**Task**
Copy out all lines where "compound" appears.

>> START

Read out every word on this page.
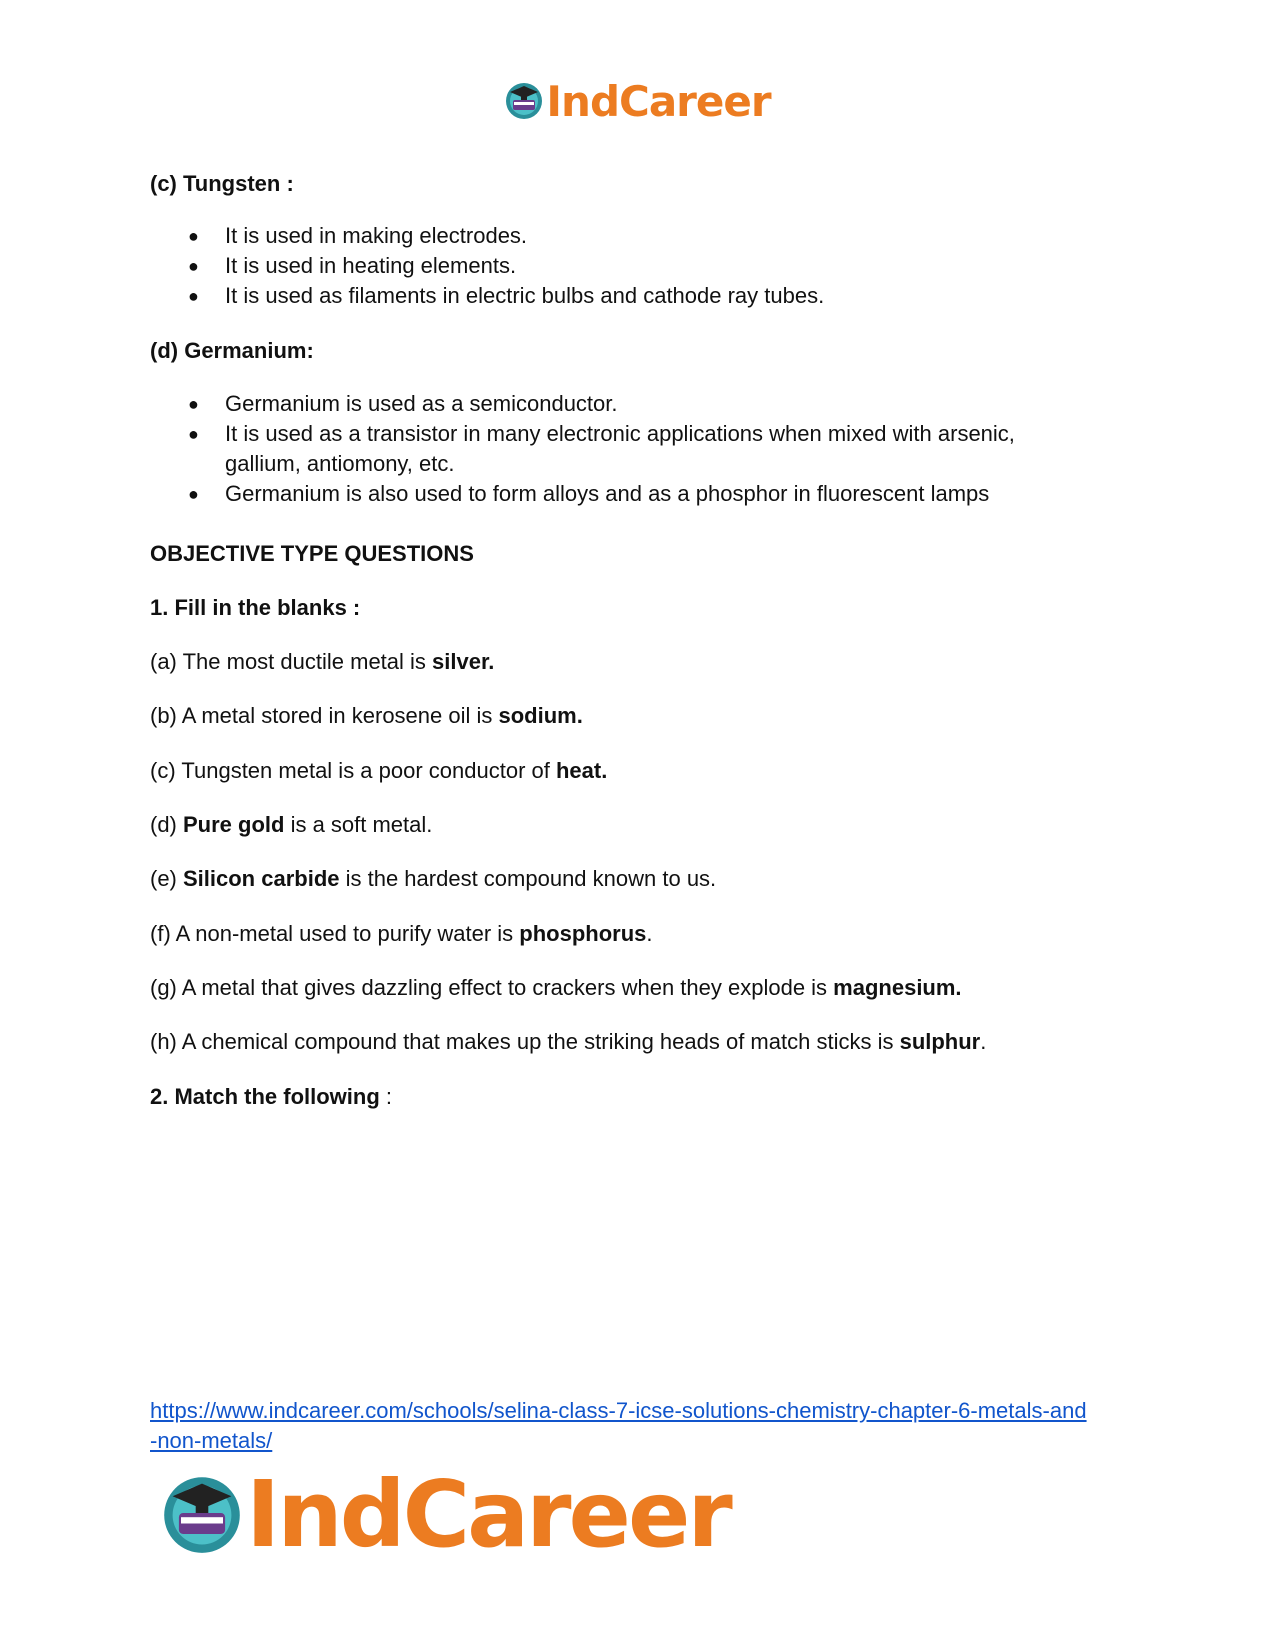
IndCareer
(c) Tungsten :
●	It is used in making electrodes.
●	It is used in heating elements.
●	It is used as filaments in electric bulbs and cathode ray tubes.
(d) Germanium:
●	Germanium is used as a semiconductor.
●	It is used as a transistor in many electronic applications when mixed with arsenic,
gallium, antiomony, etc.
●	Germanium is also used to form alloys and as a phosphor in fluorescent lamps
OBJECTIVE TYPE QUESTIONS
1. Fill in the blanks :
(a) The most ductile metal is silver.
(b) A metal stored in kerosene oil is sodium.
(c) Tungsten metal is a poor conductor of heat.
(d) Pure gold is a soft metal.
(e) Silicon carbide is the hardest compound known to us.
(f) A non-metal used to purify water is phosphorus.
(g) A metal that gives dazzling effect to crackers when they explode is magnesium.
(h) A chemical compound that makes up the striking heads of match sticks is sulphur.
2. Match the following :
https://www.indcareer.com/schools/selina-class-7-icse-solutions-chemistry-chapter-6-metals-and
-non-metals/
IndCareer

>> END

**Reply to the task**
(e) Silicon carbide is the hardest compound known to us.
(h) A chemical compound that makes up the striking heads of match sticks is sulphur.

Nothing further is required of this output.